- _Textabschnitt_:

★ ★ ★ ★

Führt die KI zur totalen Überwachung?

Zwei Frauen stehen vor einem großen Bildschirm.
An der Fernuni Hagen sollen virtuelle Assistenten den Studenten auf die Sprünge helfen. | Bild: BR

Die Künstliche Intelligenz wird gefüttert mit persönlichen Informationen der Studenten, dem Studienfortschritt, den Inhalten der belegten Kurse und Theorien des Lernens. "Dieses System soll genaue Kenntnis haben über den Wissensstand der Studenten, über die Vorlieben zu Lernstrategien, auch zu den eigenen Lernzielen, welche Module der Student oder die Studentin schon gemacht hat", sagt Claudia de Witt. "Also der weiß eigentlich alles über den Studenten." Auf Grundlage all dieser Daten soll der digitale Assistent passgenaue Hinweise geben können, die den Studenten auf dem Weg zu einem erfolgreichen Abschluss helfen. "Ein großes Risiko, dessen sind wir uns bewusst, ist, dass die Künstliche Intelligenz ein dauerkontrollierender Einmischer wird. Daher ist es unbedingt notwendig, gerade zu Beginn bei der Entwicklung eine Balance herzustellen zwischen Fremd- und Selbstbestimmung", sagt Claudia de Witt.

★ ★ ★ ★

- _Arbeitsaufträge_:
• a. Beantworten Sie anhand des Textes über Künstliche Intelligenz an der Fernuni Hagen jede Frage kurz:
(i) Was sollen virtuelle Assistenten an der Fernuni Hagen tun?
(ii) Welches große Risiko nennt Claudia de Witt?
(iii) Zwischen welchen beiden Dingen soll gerade zu Beginn der Entwicklung eine Balance hergestellt werden?
• b. Schreiben Sie den Text über Künstliche Intelligenz an der Fernuni Hagen im Anschluss an seinen letzten Satz weiter.
Die Zeilen spielen für diese Aufgaben keine Rolle.

★ ★ ★ ★

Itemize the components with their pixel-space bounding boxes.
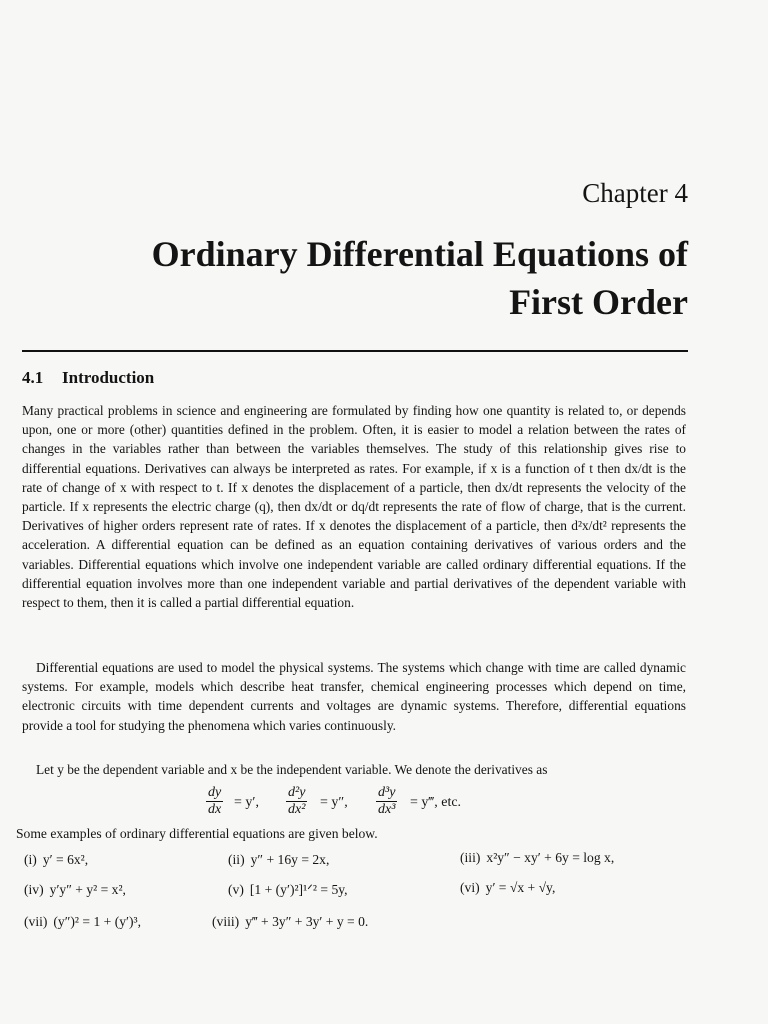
example-equation: [1 + (y′)²]¹ᐟ² = 5y,: [249, 882, 348, 897]
example-equation: y‴ + 3y″ + 3y′ + y = 0.: [245, 914, 369, 929]
derivative-notation: [0, 785, 768, 825]
fraction-numerator: d²y: [288, 785, 306, 800]
example-item: [24, 852, 88, 868]
fraction-numerator: d³y: [378, 785, 396, 800]
fraction-numerator: dy: [208, 785, 222, 800]
paragraph-dynamic-systems: Differential equations are used to model the physical systems. The systems which change with time are called dynamic systems. For example, models which describe heat transfer, chemical engineering processes which depend on time, electronic circuits with time dependent currents and voltages are dynamic systems. Therefore, differential equations provide a tool for studying the phenomena which varies continuously.: [22, 660, 686, 733]
fraction-d3y-dx3: [376, 785, 397, 818]
derivative-equals-2: = y″,: [320, 795, 348, 810]
example-label: (vi): [460, 880, 480, 895]
fraction-denominator: dx³: [378, 802, 396, 817]
paragraph-intro: Many practical problems in science and engineering are formulated by finding how one quantity is related to, or depends upon, one or more (other) quantities defined in the problem. Often, it is easier to model a relation between the rates of changes in the variables rather than between the variables themselves. The study of this relationship gives rise to differential equations. Derivatives can always be interpreted as rates. For example, if x is a function of t then dx/dt is the rate of change of x with respect to t. If x denotes the displacement of a particle, then dx/dt represents the velocity of the particle. If x represents the electric charge (q), then dx/dt or dq/dt represents the rate of flow of charge, that is the current. Derivatives of higher orders represent rate of rates. If x denotes the displacement of a particle, then d²x/dt² represents the acceleration. A differential equation can be defined as an equation containing derivatives of various orders and the variables. Differential equations which involve one independent variable are called ordinary differential equations. If the differential equation involves more than one independent variable and partial derivatives of the dependent variable with respect to them, then it is called a partial differential equation.: [22, 403, 686, 611]
section-number: 4.1: [22, 368, 44, 387]
chapter-title: [48, 230, 688, 326]
example-item: [212, 914, 368, 930]
example-item: [24, 914, 141, 930]
example-equation: y′ = √x + √y,: [485, 880, 556, 895]
example-item: [24, 882, 126, 898]
chapter-label: Chapter 4: [582, 178, 688, 208]
example-equation: y″ + 16y = 2x,: [250, 852, 330, 867]
paragraph-derivatives: Let y be the dependent variable and x be the independent variable. We denote the derivatives as: [36, 762, 548, 777]
example-label: (v): [228, 882, 244, 897]
example-label: (iii): [460, 850, 481, 865]
example-equation: (y″)² = 1 + (y′)³,: [53, 914, 142, 929]
section-heading: [22, 368, 154, 388]
chapter-title-line-1: Ordinary Differential Equations of: [151, 234, 688, 274]
fraction-d2y-dx2: [286, 785, 307, 818]
fraction-dy-dx: [206, 785, 223, 818]
chapter-divider: [22, 350, 688, 352]
example-label: (vii): [24, 914, 48, 929]
derivative-equals-1: = y′,: [234, 795, 259, 810]
fraction-denominator: dx²: [288, 802, 306, 817]
section-title: Introduction: [62, 368, 155, 387]
example-label: (iv): [24, 882, 44, 897]
example-label: (i): [24, 852, 37, 867]
derivative-equals-3: = y‴, etc.: [410, 795, 462, 810]
fraction-denominator: dx: [208, 802, 222, 817]
example-equation: y′ = 6x²,: [42, 852, 89, 867]
example-item: [228, 852, 329, 868]
example-equation: y′y″ + y² = x²,: [49, 882, 126, 897]
chapter-title-line-2: First Order: [509, 282, 688, 322]
example-item: [460, 850, 614, 866]
example-item: [228, 882, 348, 898]
example-item: [460, 880, 555, 896]
examples-intro: Some examples of ordinary differential equations are given below.: [16, 826, 378, 841]
example-equation: x²y″ − xy′ + 6y = log x,: [486, 850, 615, 865]
example-label: (ii): [228, 852, 245, 867]
example-label: (viii): [212, 914, 240, 929]
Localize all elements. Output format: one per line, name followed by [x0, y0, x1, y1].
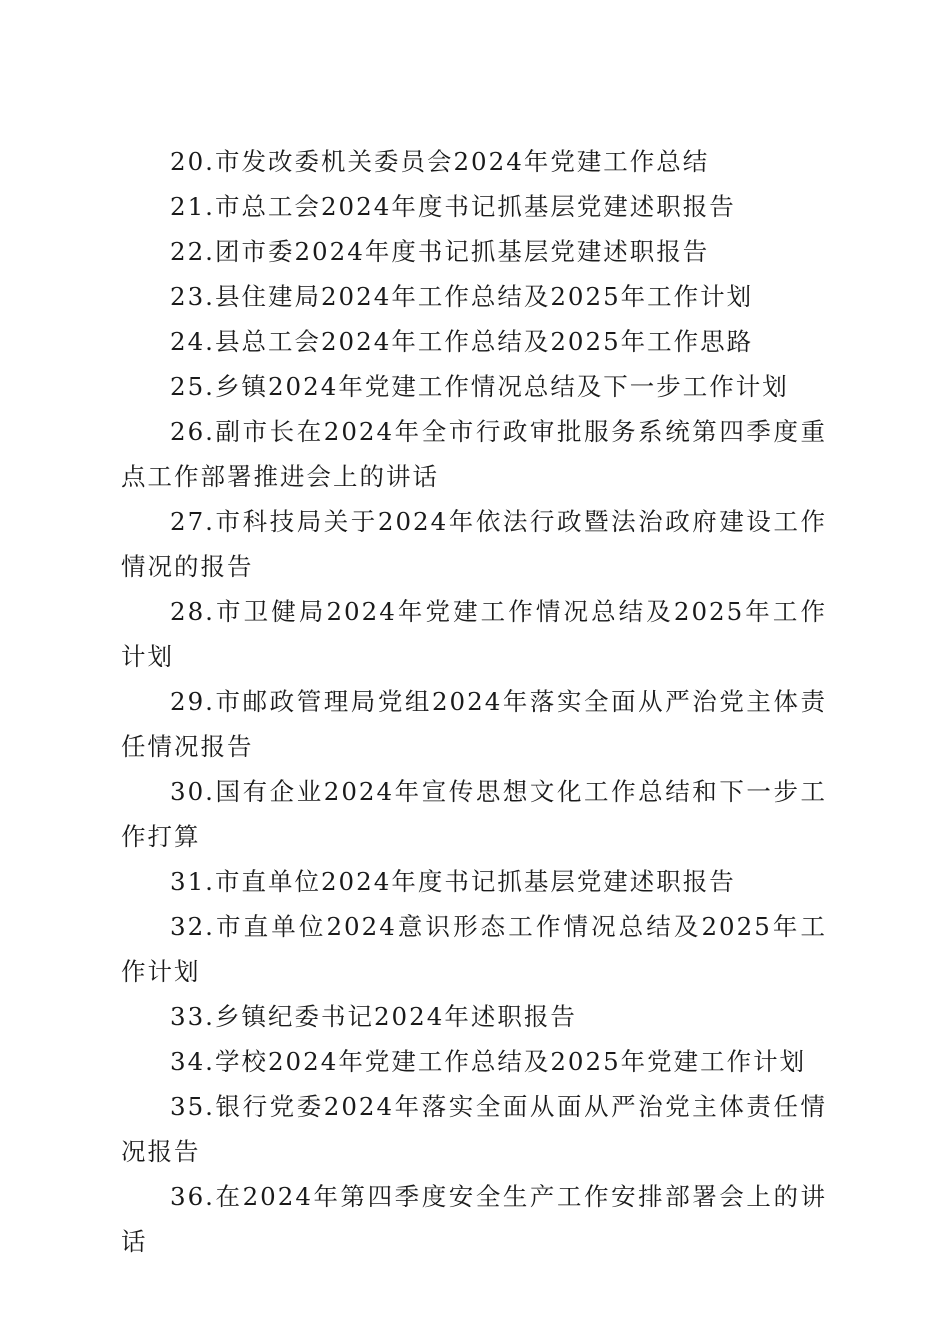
list-item: 26.副市长在2024年全市行政审批服务系统第四季度重点工作部署推进会上的讲话 [121, 417, 827, 491]
list-item: 31.市直单位2024年度书记抓基层党建述职报告 [170, 867, 736, 896]
list-item: 21.市总工会2024年度书记抓基层党建述职报告 [170, 192, 736, 221]
list-item: 33.乡镇纪委书记2024年述职报告 [170, 1002, 577, 1031]
list-item: 29.市邮政管理局党组2024年落实全面从严治党主体责任情况报告 [121, 687, 827, 761]
list-item: 23.县住建局2024年工作总结及2025年工作计划 [170, 282, 754, 311]
list-item: 34.学校2024年党建工作总结及2025年党建工作计划 [170, 1047, 807, 1076]
list-item: 20.市发改委机关委员会2024年党建工作总结 [170, 147, 710, 176]
list-item: 25.乡镇2024年党建工作情况总结及下一步工作计划 [170, 372, 789, 401]
document-list [121, 139, 827, 1264]
list-item: 35.银行党委2024年落实全面从面从严治党主体责任情况报告 [121, 1092, 827, 1166]
list-item: 22.团市委2024年度书记抓基层党建述职报告 [170, 237, 710, 266]
list-item: 30.国有企业2024年宣传思想文化工作总结和下一步工作打算 [121, 777, 827, 851]
list-item: 36.在2024年第四季度安全生产工作安排部署会上的讲话 [121, 1182, 827, 1256]
list-item: 28.市卫健局2024年党建工作情况总结及2025年工作计划 [121, 597, 827, 671]
list-item: 32.市直单位2024意识形态工作情况总结及2025年工作计划 [121, 912, 827, 986]
list-item: 24.县总工会2024年工作总结及2025年工作思路 [170, 327, 754, 356]
list-item: 27.市科技局关于2024年依法行政暨法治政府建设工作情况的报告 [121, 507, 827, 581]
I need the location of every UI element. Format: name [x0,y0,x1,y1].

★ ★ ★ ★

- _Lösungen_:
• a.
(i) Sie sollen den Studenten auf die Sprünge helfen.
(ii) Die Künstliche Intelligenz könnte ein dauerkontrollierender Einmischer werden.
(iii) Zwischen Fremd- und Selbstbestimmung.

• b.
Ein sensibler Punkt, der auch das adaptive Schulbuch betrifft. Schließlich stehen die Schülerinnen beim Lernen unter digitaler Dauerbeobachtung. Der Lehrer soll am Ende aber gar nicht differenziert über die Leistung jedes einzelnen Schülers informiert werden, sagt Nicolas Großmann. "Eine Idee ist, dass wir dem Lehrer so eine Art Zusammenfassung geben. Nicht individuell: 'Diese Person ist gut, diese Person ist schlecht', sondern sowas sagen wie: 'Pass mal auf, deine Klasse hat das gelesen, das sind 30 Schüler, die Hälfte davon hat Aufgabe zwei und drei nicht verstanden, das solltest Du ihnen lieber nochmal erklären'."

Bei den Schülerinnen, die das adaptive Schulbuch am DFKI ausprobieren konnten, kommt das System gut an. Direktes Feedback zum eigenen Lernverhalten, eine klare Einschätzung wie die eigene Leistung einzuordnen ist – in ihren Augen überwiegen erst einmal die Vorteile.

Autor:  Gunnar Mergner (BR)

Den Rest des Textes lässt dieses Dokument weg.